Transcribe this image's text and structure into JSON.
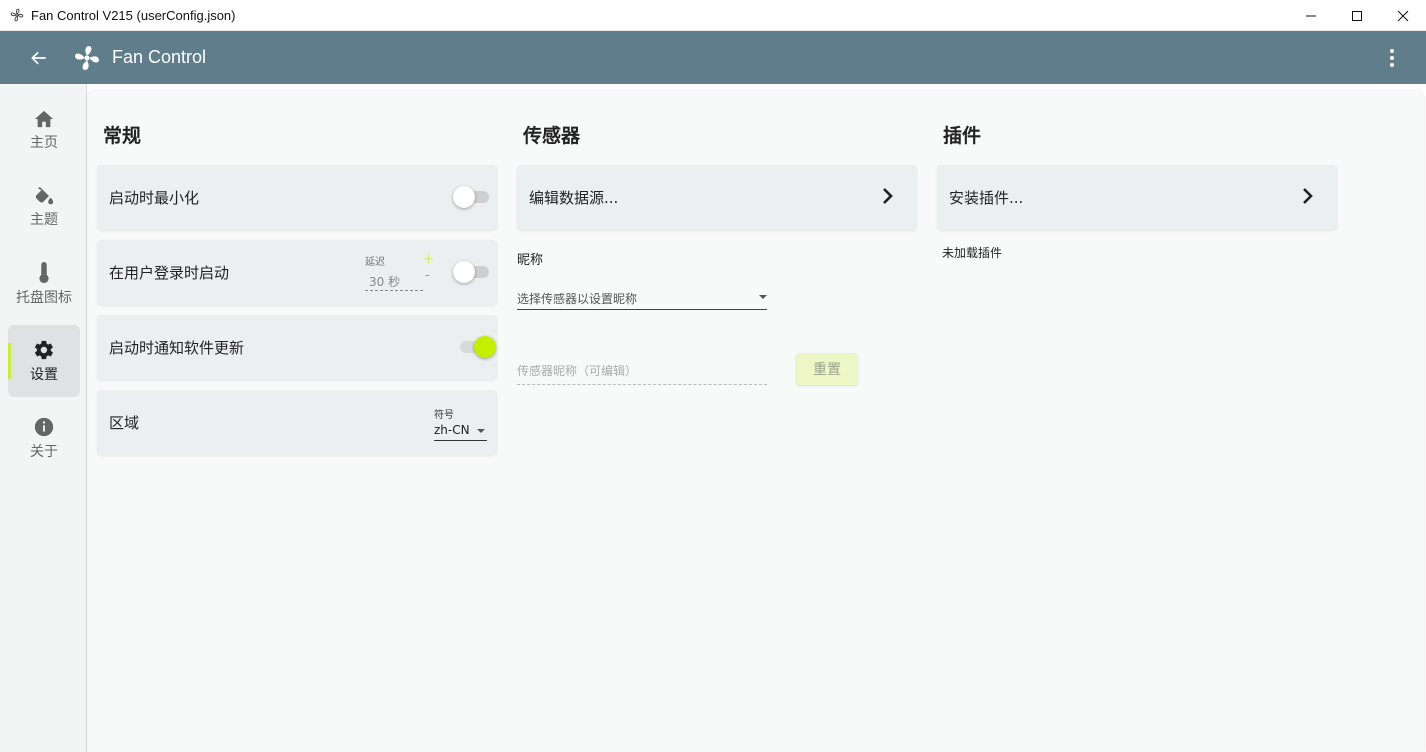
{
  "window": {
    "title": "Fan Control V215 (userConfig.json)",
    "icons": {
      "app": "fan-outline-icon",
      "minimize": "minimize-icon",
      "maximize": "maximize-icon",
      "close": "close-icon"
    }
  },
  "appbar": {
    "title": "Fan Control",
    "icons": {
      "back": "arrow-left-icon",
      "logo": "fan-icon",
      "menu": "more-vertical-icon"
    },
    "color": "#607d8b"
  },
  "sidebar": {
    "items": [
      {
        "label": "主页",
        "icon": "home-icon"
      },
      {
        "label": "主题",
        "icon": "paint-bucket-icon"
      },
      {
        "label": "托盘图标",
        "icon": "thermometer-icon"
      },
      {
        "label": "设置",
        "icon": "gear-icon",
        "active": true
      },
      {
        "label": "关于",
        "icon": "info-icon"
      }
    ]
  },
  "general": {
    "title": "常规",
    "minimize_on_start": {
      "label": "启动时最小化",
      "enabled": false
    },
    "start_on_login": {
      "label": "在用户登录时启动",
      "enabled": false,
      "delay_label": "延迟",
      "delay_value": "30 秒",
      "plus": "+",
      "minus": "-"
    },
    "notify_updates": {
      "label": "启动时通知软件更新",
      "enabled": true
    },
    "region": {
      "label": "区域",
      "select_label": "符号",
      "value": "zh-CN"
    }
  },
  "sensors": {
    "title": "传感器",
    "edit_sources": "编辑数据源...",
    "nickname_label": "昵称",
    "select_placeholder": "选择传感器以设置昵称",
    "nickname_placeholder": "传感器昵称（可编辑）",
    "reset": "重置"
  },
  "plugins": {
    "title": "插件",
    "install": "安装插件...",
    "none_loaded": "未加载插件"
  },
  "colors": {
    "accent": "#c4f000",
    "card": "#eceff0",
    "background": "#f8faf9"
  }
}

* **Task to complete**
Make a word-for-word copy of the entries, without any pictures.

* **Task output**
Transcribe this image's text and structure into JSON.
{
  "window": {
    "title": "Fan Control V215 (userConfig.json)",
    "icons": {
      "app": "fan-outline-icon",
      "minimize": "minimize-icon",
      "maximize": "maximize-icon",
      "close": "close-icon"
    }
  },
  "appbar": {
    "title": "Fan Control",
    "icons": {
      "back": "arrow-left-icon",
      "logo": "fan-icon",
      "menu": "more-vertical-icon"
    },
    "color": "#607d8b"
  },
  "sidebar": {
    "items": [
      {
        "label": "主页",
        "icon": "home-icon"
      },
      {
        "label": "主题",
        "icon": "paint-bucket-icon"
      },
      {
        "label": "托盘图标",
        "icon": "thermometer-icon"
      },
      {
        "label": "设置",
        "icon": "gear-icon",
        "active": true
      },
      {
        "label": "关于",
        "icon": "info-icon"
      }
    ]
  },
  "general": {
    "title": "常规",
    "minimize_on_start": {
      "label": "启动时最小化",
      "enabled": false
    },
    "start_on_login": {
      "label": "在用户登录时启动",
      "enabled": false,
      "delay_label": "延迟",
      "delay_value": "30 秒",
      "plus": "+",
      "minus": "-"
    },
    "notify_updates": {
      "label": "启动时通知软件更新",
      "enabled": true
    },
    "region": {
      "label": "区域",
      "select_label": "符号",
      "value": "zh-CN"
    }
  },
  "sensors": {
    "title": "传感器",
    "edit_sources": "编辑数据源...",
    "nickname_label": "昵称",
    "select_placeholder": "选择传感器以设置昵称",
    "nickname_placeholder": "传感器昵称（可编辑）",
    "reset": "重置"
  },
  "plugins": {
    "title": "插件",
    "install": "安装插件...",
    "none_loaded": "未加载插件"
  },
  "colors": {
    "accent": "#c4f000",
    "card": "#eceff0",
    "background": "#f8faf9"
  }
}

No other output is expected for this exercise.